• _DATASET EXCERPTS_
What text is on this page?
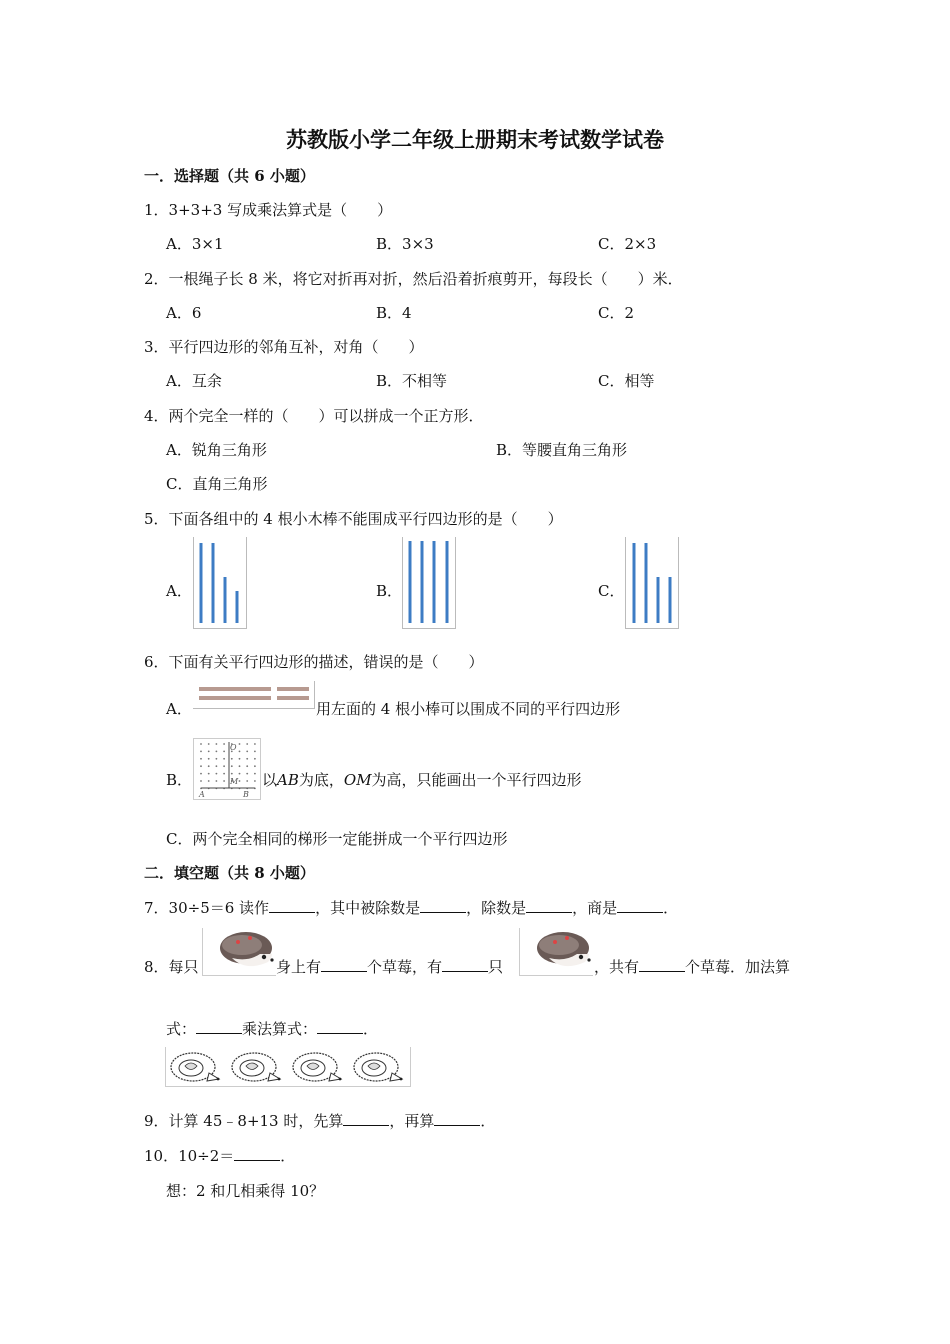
苏教版小学二年级上册期末考试数学试卷
一．选择题（共 6 小题）
1．3+3+3 写成乘法算式是（　　）
A．3×1	B．3×3	C．2×3
2．一根绳子长 8 米，将它对折再对折，然后沿着折痕剪开，每段长（　　）米．
A．6	B．4	C．2
3．平行四边形的邻角互补，对角（　　）
A．互余	B．不相等	C．相等
4．两个完全一样的（　　）可以拼成一个正方形．
A．锐角三角形	B．等腰直角三角形
C．直角三角形
5．下面各组中的 4 根小木棒不能围成平行四边形的是（　　）
A．	B．	C．
6．下面有关平行四边形的描述，错误的是（　　）
A．	用左面的 4 根小棒可以围成不同的平行四边形
B．
O
M
A	B
以AB为底，OM为高，只能画出一个平行四边形
C．两个完全相同的梯形一定能拼成一个平行四边形
二．填空题（共 8 小题）
7．30÷5＝6 读作	，其中被除数是	，除数是	，商是	．
8．每只	身上有	个草莓，有	只	，共有	个草莓．加法算
式：	乘法算式：	．
9．计算 45﹣8+13 时，先算	，再算	．
10．10÷2＝	．
想：2 和几相乘得 10？
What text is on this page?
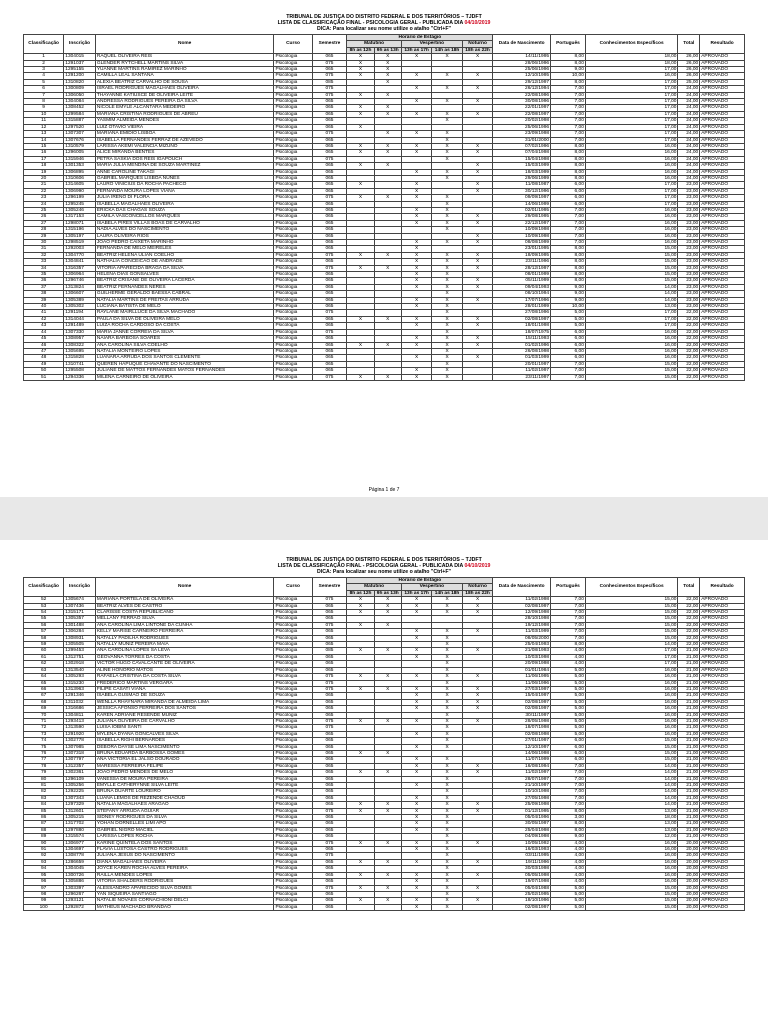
TRIBUNAL DE JUSTIÇA DO DISTRITO FEDERAL E DOS TERRITÓRIOS – TJDFT
LISTA DE CLASSIFICAÇÃO FINAL - PSICOLOGIA GERAL - PUBLICADA DIA 04/10/2019
DICA: Para localizar seu nome utilize o atalho "Ctrl+F"
Classificação	Inscrição	Nome	Curso	Semestre	Horário de Estágio					Data de Nascimento	Português	Conhecimentos Específicos	Total	Resultado
					Matutino		Vespertino		Noturno					
					8h as 12h	9h as 13h	13h as 17h	14h as 18h	18h as 22h					
1	1304015	RAQUEL OLIVEIRA REIS	Psicologia	065	X	X	X	X	X	14/11/1995	8,00	18,00	26,00	APROVADO
2	1291037	GLENDER RYTCHELL MARTINS SILVA	Psicologia	075	X	X				28/06/1996	8,00	18,00	26,00	APROVADO
3	1295155	YUANNE MARTINS RAMIREZ MARINHO	Psicologia	065	X	X				25/06/1996	9,00	17,00	26,00	APROVADO
4	1291200	CAMILLA LEAL SANTANA	Psicologia	075	X	X	X	X	X	12/10/1995	10,00	16,00	26,00	APROVADO
5	1310820	ALEXIA BEATRIZ CARVALHO DE SOUSA	Psicologia	085		X				29/12/1997	8,00	17,00	25,00	APROVADO
6	1300809	ISRAEL RODRIGUES MAGALHAES OLIVEIRA	Psicologia	075			X	X	X	26/12/1994	7,00	17,00	24,00	APROVADO
7	1306050	THAYANNE KATIUSCE DE OLIVEIRA LEITE	Psicologia	075	X	X				22/08/1996	7,00	17,00	24,00	APROVADO
8	1304084	ANDRESSA RODRIGUES PEREIRA DA SILVA	Psicologia	065			X	X	X	30/08/1996	7,00	17,00	24,00	APROVADO
9	1308452	NICOLE EMYLE ALCANTARA MEDEIRO	Psicologia	065	X	X				22/01/1997	7,00	17,00	24,00	APROVADO
10	1299584	MARIANA CRISTINA RODRIGUES DE ABREU	Psicologia	065	X	X	X	X	X	22/08/1997	7,00	17,00	24,00	APROVADO
11	1315887	YASMIM ALMEIDA MENDES	Psicologia	065				X		20/02/1998	7,00	17,00	24,00	APROVADO
12	1297520	LUIZ OTAVIO VIEIRA	Psicologia	065	X					25/06/1996	7,00	17,00	24,00	APROVADO
13	1307307	MARIANA EMIDIO LISBOA	Psicologia	075		X	X	X		23/09/1998	7,00	17,00	24,00	APROVADO
14	1307676	ISABELLA FERNANDES FERRAZ DE AZEVEDO	Psicologia	065				X		31/01/2000	7,00	17,00	24,00	APROVADO
15	1310579	LARISSA AKEMI VALENCIA MIZUNO	Psicologia	065	X	X	X	X	X	07/02/1996	8,00	16,00	24,00	APROVADO
16	1296005	ALICE MIRANDA BENTES	Psicologia	065	X	X	X	X	X	07/04/1998	8,00	16,00	24,00	APROVADO
17	1315946	PETRA SASKIA DOS REIS IGAPOUCH	Psicologia	075				X		15/04/1998	8,00	16,00	24,00	APROVADO
18	1301353	MARIA JULIA MENDINA DE SOUZA MARTINEZ	Psicologia	065	X	X			X	15/03/1999	8,00	16,00	24,00	APROVADO
19	1306895	ANNE CAROLINE TAKAGI	Psicologia	065			X	X	X	18/03/1999	8,00	16,00	24,00	APROVADO
20	1310606	GABRIEL MARQUES LISBOA NUNES	Psicologia	065				X		29/06/1999	8,00	16,00	24,00	APROVADO
21	1314605	LAURO VINICIUS DA ROCHA PACHECO	Psicologia	065	X		X		X	11/08/1987	6,00	17,00	23,00	APROVADO
22	1306990	FERNANDA MOURA LOPES VIANA	Psicologia	065			X		X	30/12/1996	6,00	17,00	23,00	APROVADO
23	1296199	JULIA IRENO DI FLORA	Psicologia	075	X	X	X	X		09/09/1997	6,00	17,00	23,00	APROVADO
24	1295245	ISABELLA MAGALHAES OLIVEIRA	Psicologia	065				X		14/06/1999	6,00	17,00	23,00	APROVADO
25	1305246	ERICKA DAS CHAGAS SOUZA	Psicologia	065			X	X		02/01/1995	7,00	16,00	23,00	APROVADO
26	1317153	CAMILA VASCONCELLOS MARQUES	Psicologia	065			X	X	X	29/08/1995	7,00	16,00	23,00	APROVADO
27	1298071	ISABELA PIRES VILLAS BOAS DE CARVALHO	Psicologia	065			X	X	X	22/12/1997	7,00	16,00	23,00	APROVADO
28	1315196	NADIA ALVES DO NASCIMENTO	Psicologia	065				X		10/09/1998	7,00	16,00	23,00	APROVADO
29	1305197	LAURA OLIVEIRA RIOS	Psicologia	065					X	10/09/1998	7,00	16,00	23,00	APROVADO
30	1298519	JOAO PEDRO CAIXETA MARINHO	Psicologia	065			X	X	X	08/08/1999	7,00	16,00	23,00	APROVADO
31	1292003	FERNANDA DE MELO MEIRELES	Psicologia	065			X			23/01/1995	8,00	15,00	23,00	APROVADO
32	1304770	BEATRIZ HELENA ULIAN COELHO	Psicologia	075	X	X	X	X	X	18/09/1995	8,00	15,00	23,00	APROVADO
33	1304841	NATHALIA CONCEICAO DE ANDRADE	Psicologia	065			X	X	X	23/11/1996	8,00	15,00	23,00	APROVADO
34	1316357	VITORIA APARECIDA BRAGA DA SILVA	Psicologia	075	X	X	X	X	X	28/12/1997	8,00	15,00	23,00	APROVADO
35	1306964	HELENA DIAS GONSALVES	Psicologia	065			X	X		08/01/1999	8,00	15,00	23,00	APROVADO
36	1296746	BEATRIZ CRISANE DE OLIVEIRA LACERDA	Psicologia	065			X	X	X	05/11/1999	8,00	15,00	23,00	APROVADO
37	1313824	BEATRIZ FERNANDES NERES	Psicologia	065			X	X	X	09/04/1993	9,00	14,00	23,00	APROVADO
38	1306607	GUILHERME GERALDO BAESSA CABRAL	Psicologia	065				X		08/10/1994	9,00	14,00	23,00	APROVADO
39	1305389	NATALIA MARTINS DE FREITAS ARRUDA	Psicologia	065			X	X	X	17/07/1996	9,00	14,00	23,00	APROVADO
40	1305302	LUCIANA BATISTA DE MELO	Psicologia	065			X	X		28/01/1999	10,00	13,00	23,00	APROVADO
41	1291194	RAYLANE MAIRLLUCE DA SILVA MACHADO	Psicologia	075				X		27/08/1996	5,00	17,00	22,00	APROVADO
42	1314044	PAULA DA SILVA DE OLIVEIRA MELO	Psicologia	065	X	X	X	X	X	02/08/1997	5,00	17,00	22,00	APROVADO
43	1291489	LUIZA ROCHA CARDOSO DA COSTA	Psicologia	065			X	X	X	18/01/1998	5,00	17,00	22,00	APROVADO
44	1307330	MARIA JANNE CORREIA DA SILVA	Psicologia	075				X		18/07/1975	6,00	16,00	22,00	APROVADO
45	1308957	NAIARA BARBOSA SOARES	Psicologia	065			X	X	X	15/11/1993	6,00	16,00	22,00	APROVADO
46	1308322	ANA CAROLINA SILVA COELHO	Psicologia	065	X	X	X	X	X	01/02/1996	6,00	16,00	22,00	APROVADO
47	1305695	NATALIA MONTEIRO LOPES	Psicologia	065				X		26/08/1998	6,00	16,00	22,00	APROVADO
48	1315828	LUANARA ARRUDA DOS SANTOS CLEMENTE	Psicologia	065			X	X	X	01/03/1999	6,00	16,00	22,00	APROVADO
49	1310741	QUEREN HAPUQUE CHAVANTE DO NASCIMENTO	Psicologia	065				X		20/01/1997	7,00	15,00	22,00	APROVADO
50	1295508	JULIANE DE MATTOS FERNANDES MATOS FERNANDES	Psicologia	065			X	X		11/02/1997	7,00	15,00	22,00	APROVADO
51	1294336	MILENA CARNEIRO DE OLIVEIRA	Psicologia	075	X	X	X	X		23/11/1997	7,00	15,00	22,00	APROVADO
Página 1 de 7
TRIBUNAL DE JUSTIÇA DO DISTRITO FEDERAL E DOS TERRITÓRIOS – TJDFT
LISTA DE CLASSIFICAÇÃO FINAL - PSICOLOGIA GERAL - PUBLICADA DIA 04/10/2019
DICA: Para localizar seu nome utilize o atalho "Ctrl+F"
Classificação	Inscrição	Nome	Curso	Semestre	Horário de Estágio					Data de Nascimento	Português	Conhecimentos Específicos	Total	Resultado
					Matutino		Vespertino		Noturno					
					8h as 12h	9h as 13h	13h as 17h	14h as 18h	18h as 22h					
52	1305674	MARIANA PORTELA DE OLIVEIRA	Psicologia	075	X	X	X	X	X	11/02/1998	7,00	15,00	22,00	APROVADO
53	1307436	BEATRIZ ALVES DE CASTRO	Psicologia	065	X	X	X	X	X	02/08/1997	7,00	15,00	22,00	APROVADO
54	1315171	CLARISSE COSTA REPUBLICANO	Psicologia	065	X	X	X	X	X	12/09/1998	7,00	15,00	22,00	APROVADO
55	1305357	MELLANY FERRAO SILVA	Psicologia	065						28/10/1998	7,00	15,00	22,00	APROVADO
56	1301488	ANA CAROLINA LIMA LINTONE DA CUNHA	Psicologia	075	X	X				19/12/1998	7,00	15,00	22,00	APROVADO
57	1306284	KELLY MARISE CARNEIRO FERREIRA	Psicologia	065			X	X	X	11/03/1999	7,00	15,00	22,00	APROVADO
58	1308931	NATALLY PADILHA RODRIGUES	Psicologia	065			X	X		08/05/2000	7,00	15,00	22,00	APROVADO
59	1305505	NATALLY MUNIZ PEREIRA MAIA	Psicologia	065				X		25/04/1993	8,00	14,00	22,00	APROVADO
60	1299453	ANA CAROLINA LOPES SA LEVA	Psicologia	085	X	X	X	X	X	21/08/1993	4,00	17,00	21,00	APROVADO
61	1312751	GEOVANNA TORRES DA COSTA	Psicologia	065			X	X		10/03/1998	4,00	17,00	21,00	APROVADO
62	1302918	VICTOR HUGO CAVALCANTE DE OLIVEIRA	Psicologia	065				X		20/09/1998	4,00	17,00	21,00	APROVADO
63	1313540	ALINE HONORIO MATOS	Psicologia	065				X		01/01/1984	5,00	16,00	21,00	APROVADO
64	1305293	RAFAELA CRISTINA DA COSTA SILVA	Psicologia	075	X	X	X	X	X	11/06/1995	5,00	16,00	21,00	APROVADO
65	1315230	FREDERICO MARTINS VERGARA	Psicologia	075				X		11/06/1996	5,00	16,00	21,00	APROVADO
66	1313963	FILIPE CASATI VIANA	Psicologia	075	X	X	X	X	X	27/03/1997	5,00	16,00	21,00	APROVADO
67	1291346	ISABELA GUSMAO DE SOUZA	Psicologia	065			X	X	X	15/04/1997	5,00	16,00	21,00	APROVADO
68	1311032	WENLLA RHAYNARA MIRANDA DE ALMEIDA LIMA	Psicologia	065			X	X	X	02/08/1997	5,00	16,00	21,00	APROVADO
69	1316686	JESSICA AFONSO FERREIRA DOS SANTOS	Psicologia	065			X	X	X	02/08/1997	5,00	16,00	21,00	APROVADO
70	1304811	KAREN ADRIANE RESENDE MUNIZ	Psicologia	065				X		30/11/1997	5,00	16,00	21,00	APROVADO
71	1293413	JULIANA OLIVEIRA DE CARVALHO	Psicologia	075	X	X	X	X	X	28/05/1998	5,00	16,00	21,00	APROVADO
72	1313590	LUISA IOBINI SANTI	Psicologia	075				X		18/07/1998	5,00	16,00	21,00	APROVADO
73	1291920	MYLENA DYANA GONCALVES SILVA	Psicologia	065			X	X		02/08/1998	5,00	16,00	21,00	APROVADO
74	1302778	ISABELLA RIGHI BERNARDES	Psicologia	065				X		27/01/1997	6,00	15,00	21,00	APROVADO
75	1307985	DEBORA DAYSE LIMA NASCIMENTO	Psicologia	065			X	X		12/10/1997	6,00	15,00	21,00	APROVADO
76	1307318	BRUNA EDUARDA BARBOSSA GOMES	Psicologia	065	X	X				14/06/1998	6,00	15,00	21,00	APROVADO
77	1307797	ANA VICTORIA EL JALSO DOURADO	Psicologia	065			X	X		11/07/1999	6,00	15,00	21,00	APROVADO
78	1312357	MARESSA FERREIRA FELIPE	Psicologia	065			X	X	X	16/08/1994	7,00	14,00	21,00	APROVADO
79	1302361	JOAO PEDRO MENDES DE MELO	Psicologia	065	X	X	X	X	X	11/02/1997	7,00	14,00	21,00	APROVADO
80	1296109	VANESSA DE MOURA PEREIRA	Psicologia	065				X		28/07/1997	7,00	14,00	21,00	APROVADO
81	1305256	EMYLLE CATHERYNNE SILVA LEITE	Psicologia	065			X	X		21/10/1997	7,00	14,00	21,00	APROVADO
82	1292225	BRUNA DUARTE LOUREIRO	Psicologia	065				X		10/10/1998	7,00	14,00	21,00	APROVADO
83	1307343	LUANA LEMOS DE REZENDE CHAOUD	Psicologia	065			X	X		27/05/1998	7,00	14,00	21,00	APROVADO
84	1297329	NATALIA MAGALHAES ARAGAO	Psicologia	065	X	X	X	X	X	25/09/1998	7,00	14,00	21,00	APROVADO
85	1312601	STEFANY ARRUDA AGUIAR	Psicologia	075	X	X	X	X	X	01/12/1995	8,00	13,00	21,00	APROVADO
86	1305215	SIDNEY RODRIGUES DA SILVA	Psicologia	065			X	X		05/04/1996	3,00	18,00	21,00	APROVADO
87	1317702	YOHAN DORNELLES LIMI APO	Psicologia	065			X	X		30/05/1997	8,00	13,00	21,00	APROVADO
88	1297880	GABRIEL NIGRO MACIEL	Psicologia	065			X	X		25/04/1998	8,00	13,00	21,00	APROVADO
89	1315574	LARISSA LOPES ROCHA	Psicologia	065				X		04/09/1998	9,00	12,00	21,00	APROVADO
90	1306977	KARINE QUINTELA DOS SANTOS	Psicologia	075	X	X	X	X	X	10/05/1992	4,00	16,00	20,00	APROVADO
91	1304697	FLAVIA LUSTOSA CASTRO RODRIGUES	Psicologia	065			X	X		16/03/1993	4,00	16,00	20,00	APROVADO
92	1308778	JULIANA JESUS DO NASCIMENTO	Psicologia	075				X		03/11/1995	4,00	16,00	20,00	APROVADO
93	1286659	DIANA MAGALHAES OLIVEIRA	Psicologia	065	X	X	X	X	X	19/11/1996	4,00	16,00	20,00	APROVADO
94	1304045	JOYCE KAREN ROCHA ALVES PEREIRA	Psicologia	065				X		30/03/1998	4,00	16,00	20,00	APROVADO
95	1300726	RAILLA MENDES LOPES	Psicologia	065	X	X	X	X	X	05/05/1998	4,00	16,00	20,00	APROVADO
96	1305886	VITORIA SHALDERS RODRIGUES	Psicologia	065			X	X		19/07/1998	4,00	16,00	20,00	APROVADO
97	1303397	ALESSANDRO APARECIDO SILVA GOMES	Psicologia	075	X	X	X	X	X	05/04/1988	5,00	15,00	20,00	APROVADO
98	1296267	YAN SIQUEIRA SANTIAGO	Psicologia	065				X		25/02/1995	5,00	15,00	20,00	APROVADO
99	1293121	NATALIE NOVAES CORNACHIONI DELCI	Psicologia	065	X	X	X	X	X	18/10/1996	5,00	15,00	20,00	APROVADO
100	1292872	MATHEUS MACHADO BRANDAO	Psicologia	065			X	X		02/08/1997	5,00	15,00	20,00	APROVADO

• _WORK TO COMPLETE_
Report how many lines of the entries hold the word "JOAO". Nothing else is needed.

• _RESPONSE TO THIS EXERCISE_
2